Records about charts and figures

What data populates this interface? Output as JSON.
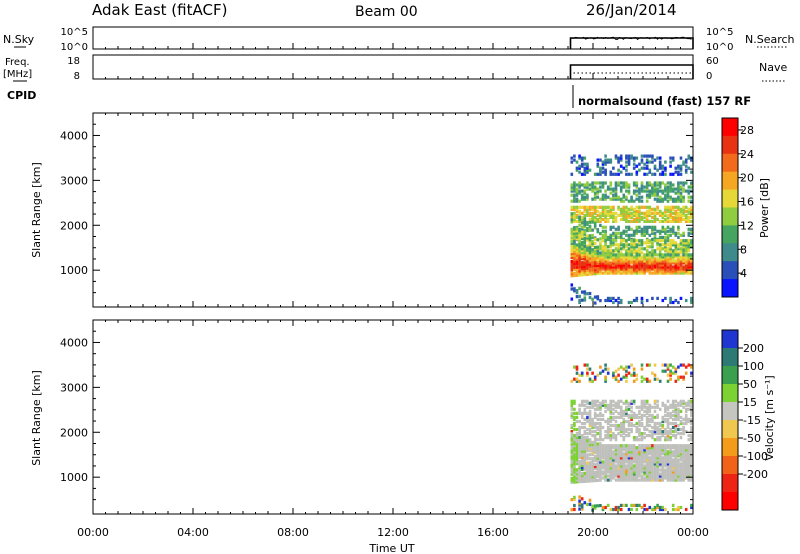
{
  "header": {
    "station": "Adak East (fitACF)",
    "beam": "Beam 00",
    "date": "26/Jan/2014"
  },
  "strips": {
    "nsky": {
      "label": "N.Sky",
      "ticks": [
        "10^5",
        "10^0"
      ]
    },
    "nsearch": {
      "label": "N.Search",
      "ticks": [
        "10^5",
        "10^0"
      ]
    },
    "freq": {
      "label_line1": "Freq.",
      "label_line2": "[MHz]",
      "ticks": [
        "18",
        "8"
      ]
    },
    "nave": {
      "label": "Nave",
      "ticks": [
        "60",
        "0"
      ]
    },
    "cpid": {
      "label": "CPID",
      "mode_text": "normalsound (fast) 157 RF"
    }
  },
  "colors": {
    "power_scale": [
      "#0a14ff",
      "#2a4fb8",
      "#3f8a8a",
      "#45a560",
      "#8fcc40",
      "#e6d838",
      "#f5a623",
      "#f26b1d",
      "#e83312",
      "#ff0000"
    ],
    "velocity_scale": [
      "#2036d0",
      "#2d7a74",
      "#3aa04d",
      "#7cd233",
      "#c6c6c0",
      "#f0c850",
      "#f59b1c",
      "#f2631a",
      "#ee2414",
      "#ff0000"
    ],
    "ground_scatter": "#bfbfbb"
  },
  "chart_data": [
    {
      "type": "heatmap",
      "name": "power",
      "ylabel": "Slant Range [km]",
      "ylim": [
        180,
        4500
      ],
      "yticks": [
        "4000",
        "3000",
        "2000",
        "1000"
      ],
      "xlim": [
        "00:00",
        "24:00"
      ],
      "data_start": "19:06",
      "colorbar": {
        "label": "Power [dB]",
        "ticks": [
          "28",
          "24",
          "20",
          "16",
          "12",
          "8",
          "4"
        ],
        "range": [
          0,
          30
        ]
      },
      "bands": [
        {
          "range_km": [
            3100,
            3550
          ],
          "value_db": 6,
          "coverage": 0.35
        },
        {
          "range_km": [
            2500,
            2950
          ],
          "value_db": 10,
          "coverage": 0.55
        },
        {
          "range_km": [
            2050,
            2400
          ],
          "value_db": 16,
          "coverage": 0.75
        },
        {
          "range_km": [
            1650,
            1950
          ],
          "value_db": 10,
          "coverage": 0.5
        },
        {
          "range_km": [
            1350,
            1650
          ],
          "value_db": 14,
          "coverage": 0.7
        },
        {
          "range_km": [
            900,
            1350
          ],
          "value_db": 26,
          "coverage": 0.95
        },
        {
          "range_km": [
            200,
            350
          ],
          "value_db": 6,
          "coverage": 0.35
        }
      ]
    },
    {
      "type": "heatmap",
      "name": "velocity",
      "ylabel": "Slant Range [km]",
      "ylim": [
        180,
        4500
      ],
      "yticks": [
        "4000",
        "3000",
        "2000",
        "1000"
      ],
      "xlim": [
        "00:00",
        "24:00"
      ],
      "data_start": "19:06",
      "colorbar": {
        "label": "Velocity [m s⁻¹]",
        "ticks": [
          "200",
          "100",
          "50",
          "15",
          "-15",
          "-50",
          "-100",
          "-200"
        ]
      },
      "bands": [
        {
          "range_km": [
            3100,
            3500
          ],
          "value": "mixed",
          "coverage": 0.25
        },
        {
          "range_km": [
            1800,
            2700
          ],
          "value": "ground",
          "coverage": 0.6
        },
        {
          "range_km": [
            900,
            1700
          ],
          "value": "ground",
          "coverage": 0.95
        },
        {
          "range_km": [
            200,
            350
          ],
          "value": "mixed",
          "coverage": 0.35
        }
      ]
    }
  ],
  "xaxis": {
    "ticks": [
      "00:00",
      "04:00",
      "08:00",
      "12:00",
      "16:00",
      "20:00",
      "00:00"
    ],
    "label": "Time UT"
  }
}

SET EXERCISE
Leave out all pictures, then copy the remaining material exactly.

RESPONSE TO THE TASK
What data populates this interface? Output as JSON.
{
  "header": {
    "station": "Adak East (fitACF)",
    "beam": "Beam 00",
    "date": "26/Jan/2014"
  },
  "strips": {
    "nsky": {
      "label": "N.Sky",
      "ticks": [
        "10^5",
        "10^0"
      ]
    },
    "nsearch": {
      "label": "N.Search",
      "ticks": [
        "10^5",
        "10^0"
      ]
    },
    "freq": {
      "label_line1": "Freq.",
      "label_line2": "[MHz]",
      "ticks": [
        "18",
        "8"
      ]
    },
    "nave": {
      "label": "Nave",
      "ticks": [
        "60",
        "0"
      ]
    },
    "cpid": {
      "label": "CPID",
      "mode_text": "normalsound (fast) 157 RF"
    }
  },
  "colors": {
    "power_scale": [
      "#0a14ff",
      "#2a4fb8",
      "#3f8a8a",
      "#45a560",
      "#8fcc40",
      "#e6d838",
      "#f5a623",
      "#f26b1d",
      "#e83312",
      "#ff0000"
    ],
    "velocity_scale": [
      "#2036d0",
      "#2d7a74",
      "#3aa04d",
      "#7cd233",
      "#c6c6c0",
      "#f0c850",
      "#f59b1c",
      "#f2631a",
      "#ee2414",
      "#ff0000"
    ],
    "ground_scatter": "#bfbfbb"
  },
  "chart_data": [
    {
      "type": "heatmap",
      "name": "power",
      "ylabel": "Slant Range [km]",
      "ylim": [
        180,
        4500
      ],
      "yticks": [
        "4000",
        "3000",
        "2000",
        "1000"
      ],
      "xlim": [
        "00:00",
        "24:00"
      ],
      "data_start": "19:06",
      "colorbar": {
        "label": "Power [dB]",
        "ticks": [
          "28",
          "24",
          "20",
          "16",
          "12",
          "8",
          "4"
        ],
        "range": [
          0,
          30
        ]
      },
      "bands": [
        {
          "range_km": [
            3100,
            3550
          ],
          "value_db": 6,
          "coverage": 0.35
        },
        {
          "range_km": [
            2500,
            2950
          ],
          "value_db": 10,
          "coverage": 0.55
        },
        {
          "range_km": [
            2050,
            2400
          ],
          "value_db": 16,
          "coverage": 0.75
        },
        {
          "range_km": [
            1650,
            1950
          ],
          "value_db": 10,
          "coverage": 0.5
        },
        {
          "range_km": [
            1350,
            1650
          ],
          "value_db": 14,
          "coverage": 0.7
        },
        {
          "range_km": [
            900,
            1350
          ],
          "value_db": 26,
          "coverage": 0.95
        },
        {
          "range_km": [
            200,
            350
          ],
          "value_db": 6,
          "coverage": 0.35
        }
      ]
    },
    {
      "type": "heatmap",
      "name": "velocity",
      "ylabel": "Slant Range [km]",
      "ylim": [
        180,
        4500
      ],
      "yticks": [
        "4000",
        "3000",
        "2000",
        "1000"
      ],
      "xlim": [
        "00:00",
        "24:00"
      ],
      "data_start": "19:06",
      "colorbar": {
        "label": "Velocity [m s⁻¹]",
        "ticks": [
          "200",
          "100",
          "50",
          "15",
          "-15",
          "-50",
          "-100",
          "-200"
        ]
      },
      "bands": [
        {
          "range_km": [
            3100,
            3500
          ],
          "value": "mixed",
          "coverage": 0.25
        },
        {
          "range_km": [
            1800,
            2700
          ],
          "value": "ground",
          "coverage": 0.6
        },
        {
          "range_km": [
            900,
            1700
          ],
          "value": "ground",
          "coverage": 0.95
        },
        {
          "range_km": [
            200,
            350
          ],
          "value": "mixed",
          "coverage": 0.35
        }
      ]
    }
  ],
  "xaxis": {
    "ticks": [
      "00:00",
      "04:00",
      "08:00",
      "12:00",
      "16:00",
      "20:00",
      "00:00"
    ],
    "label": "Time UT"
  }
}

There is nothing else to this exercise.